__The records__:
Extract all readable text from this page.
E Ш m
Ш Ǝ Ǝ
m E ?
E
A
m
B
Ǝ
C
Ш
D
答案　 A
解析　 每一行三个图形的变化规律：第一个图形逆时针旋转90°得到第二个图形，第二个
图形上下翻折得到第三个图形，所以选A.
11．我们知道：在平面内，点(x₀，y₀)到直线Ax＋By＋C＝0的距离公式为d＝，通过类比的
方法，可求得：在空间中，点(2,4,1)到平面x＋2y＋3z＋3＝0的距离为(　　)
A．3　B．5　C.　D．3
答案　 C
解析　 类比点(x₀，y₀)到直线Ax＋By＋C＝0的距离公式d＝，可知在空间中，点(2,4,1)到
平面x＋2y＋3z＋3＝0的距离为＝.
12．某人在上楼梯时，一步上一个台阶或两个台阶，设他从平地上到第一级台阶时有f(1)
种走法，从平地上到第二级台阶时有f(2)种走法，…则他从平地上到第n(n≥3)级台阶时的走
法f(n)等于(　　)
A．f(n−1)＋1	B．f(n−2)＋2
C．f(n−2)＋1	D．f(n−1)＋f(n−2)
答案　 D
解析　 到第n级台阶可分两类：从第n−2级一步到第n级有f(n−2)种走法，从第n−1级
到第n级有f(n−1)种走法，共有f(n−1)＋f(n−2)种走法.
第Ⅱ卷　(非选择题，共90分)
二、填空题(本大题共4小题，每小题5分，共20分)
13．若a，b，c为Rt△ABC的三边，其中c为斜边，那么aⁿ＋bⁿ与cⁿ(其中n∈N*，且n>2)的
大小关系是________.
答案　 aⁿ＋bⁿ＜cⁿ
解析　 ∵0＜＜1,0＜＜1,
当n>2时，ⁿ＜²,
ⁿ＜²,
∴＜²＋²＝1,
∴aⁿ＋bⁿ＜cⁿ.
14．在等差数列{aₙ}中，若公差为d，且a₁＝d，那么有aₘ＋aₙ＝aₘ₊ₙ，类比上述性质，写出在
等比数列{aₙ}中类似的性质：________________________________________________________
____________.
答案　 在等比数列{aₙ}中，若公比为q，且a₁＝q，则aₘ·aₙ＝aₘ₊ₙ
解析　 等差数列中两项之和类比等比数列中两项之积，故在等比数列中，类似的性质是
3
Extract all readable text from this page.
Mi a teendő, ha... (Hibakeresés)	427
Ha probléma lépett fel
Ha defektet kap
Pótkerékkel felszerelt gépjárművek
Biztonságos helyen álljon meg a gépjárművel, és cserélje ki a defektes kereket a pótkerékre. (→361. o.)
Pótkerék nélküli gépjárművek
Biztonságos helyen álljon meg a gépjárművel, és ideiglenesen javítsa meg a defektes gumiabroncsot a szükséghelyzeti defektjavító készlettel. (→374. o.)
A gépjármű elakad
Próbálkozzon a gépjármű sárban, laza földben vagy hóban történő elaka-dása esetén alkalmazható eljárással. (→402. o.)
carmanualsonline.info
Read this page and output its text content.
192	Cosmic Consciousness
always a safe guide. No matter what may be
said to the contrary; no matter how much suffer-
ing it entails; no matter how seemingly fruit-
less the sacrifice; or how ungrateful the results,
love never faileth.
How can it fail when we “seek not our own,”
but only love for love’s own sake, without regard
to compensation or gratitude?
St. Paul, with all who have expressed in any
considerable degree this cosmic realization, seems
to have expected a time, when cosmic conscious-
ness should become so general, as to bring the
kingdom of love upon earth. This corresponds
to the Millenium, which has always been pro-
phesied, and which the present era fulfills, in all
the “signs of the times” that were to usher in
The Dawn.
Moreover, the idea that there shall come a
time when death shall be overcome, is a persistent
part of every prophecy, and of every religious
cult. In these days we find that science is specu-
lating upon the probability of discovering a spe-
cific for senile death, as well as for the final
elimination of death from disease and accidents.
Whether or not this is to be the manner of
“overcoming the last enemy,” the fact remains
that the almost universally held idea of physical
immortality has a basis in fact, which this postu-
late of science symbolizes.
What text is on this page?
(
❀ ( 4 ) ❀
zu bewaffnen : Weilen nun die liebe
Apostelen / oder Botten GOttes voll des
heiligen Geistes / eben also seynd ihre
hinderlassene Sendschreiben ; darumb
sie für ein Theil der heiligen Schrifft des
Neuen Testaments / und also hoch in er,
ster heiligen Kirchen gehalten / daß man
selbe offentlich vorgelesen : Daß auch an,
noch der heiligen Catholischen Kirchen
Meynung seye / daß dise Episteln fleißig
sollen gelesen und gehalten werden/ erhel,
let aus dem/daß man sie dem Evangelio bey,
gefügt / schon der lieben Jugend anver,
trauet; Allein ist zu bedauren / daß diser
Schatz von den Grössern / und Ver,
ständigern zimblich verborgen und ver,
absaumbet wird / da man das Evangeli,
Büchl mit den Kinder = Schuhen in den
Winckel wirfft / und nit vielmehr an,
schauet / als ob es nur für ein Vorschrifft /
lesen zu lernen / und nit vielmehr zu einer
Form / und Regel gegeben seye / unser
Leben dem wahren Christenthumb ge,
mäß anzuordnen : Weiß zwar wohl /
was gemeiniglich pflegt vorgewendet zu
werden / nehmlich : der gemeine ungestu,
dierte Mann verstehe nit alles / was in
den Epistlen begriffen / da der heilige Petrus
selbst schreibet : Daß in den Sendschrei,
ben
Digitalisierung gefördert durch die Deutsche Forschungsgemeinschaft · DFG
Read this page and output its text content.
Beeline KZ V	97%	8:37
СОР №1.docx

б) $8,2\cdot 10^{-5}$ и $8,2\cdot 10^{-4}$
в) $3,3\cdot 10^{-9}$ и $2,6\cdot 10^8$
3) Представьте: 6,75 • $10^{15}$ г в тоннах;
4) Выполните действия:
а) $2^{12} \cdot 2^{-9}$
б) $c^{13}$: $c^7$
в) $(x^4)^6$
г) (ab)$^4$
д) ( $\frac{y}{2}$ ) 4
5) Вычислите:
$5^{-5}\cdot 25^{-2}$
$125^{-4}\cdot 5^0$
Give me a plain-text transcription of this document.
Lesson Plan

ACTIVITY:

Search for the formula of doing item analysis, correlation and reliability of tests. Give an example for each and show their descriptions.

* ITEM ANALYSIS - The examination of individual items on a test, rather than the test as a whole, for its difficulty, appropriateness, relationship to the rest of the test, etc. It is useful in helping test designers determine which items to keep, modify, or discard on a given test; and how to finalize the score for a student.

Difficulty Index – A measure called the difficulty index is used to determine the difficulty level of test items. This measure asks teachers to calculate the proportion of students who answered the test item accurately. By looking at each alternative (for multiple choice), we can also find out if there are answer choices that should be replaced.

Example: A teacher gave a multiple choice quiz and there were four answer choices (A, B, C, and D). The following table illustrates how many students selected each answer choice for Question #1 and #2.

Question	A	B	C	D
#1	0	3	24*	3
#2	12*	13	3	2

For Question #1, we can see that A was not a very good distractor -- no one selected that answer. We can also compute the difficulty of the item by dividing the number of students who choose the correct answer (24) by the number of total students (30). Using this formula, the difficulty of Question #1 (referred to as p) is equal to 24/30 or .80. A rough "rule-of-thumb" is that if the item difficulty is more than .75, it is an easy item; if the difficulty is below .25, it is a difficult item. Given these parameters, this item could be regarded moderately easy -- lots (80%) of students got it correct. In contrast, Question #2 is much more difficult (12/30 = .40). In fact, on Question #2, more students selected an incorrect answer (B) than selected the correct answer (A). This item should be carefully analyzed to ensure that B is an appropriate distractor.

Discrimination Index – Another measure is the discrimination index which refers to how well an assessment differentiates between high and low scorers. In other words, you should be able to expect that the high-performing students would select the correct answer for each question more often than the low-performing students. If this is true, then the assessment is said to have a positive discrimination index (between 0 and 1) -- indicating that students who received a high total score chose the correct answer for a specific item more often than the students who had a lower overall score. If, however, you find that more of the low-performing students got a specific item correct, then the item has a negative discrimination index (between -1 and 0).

__What to do__: Copy all lines from the listing that contain "difficulty".

__Answer to this problem__:
* ITEM ANALYSIS - The examination of individual items on a test, rather than the test as a whole, for its difficulty, appropriateness, relationship to the rest of the test, etc. It is useful in helping test designers determine which items to keep, modify, or discard on a given test; and how to finalize the score for a student.
Difficulty Index – A measure called the difficulty index is used to determine the difficulty level of test items. This measure asks teachers to calculate the proportion of students who answered the test item accurately. By looking at each alternative (for multiple choice), we can also find out if there are answer choices that should be replaced.
For Question #1, we can see that A was not a very good distractor -- no one selected that answer. We can also compute the difficulty of the item by dividing the number of students who choose the correct answer (24) by the number of total students (30). Using this formula, the difficulty of Question #1 (referred to as p) is equal to 24/30 or .80. A rough "rule-of-thumb" is that if the item difficulty is more than .75, it is an easy item; if the difficulty is below .25, it is a difficult item. Given these parameters, this item could be regarded moderately easy -- lots (80%) of students got it correct. In contrast, Question #2 is much more difficult (12/30 = .40). In fact, on Question #2, more students selected an incorrect answer (B) than selected the correct answer (A). This item should be carefully analyzed to ensure that B is an appropriate distractor.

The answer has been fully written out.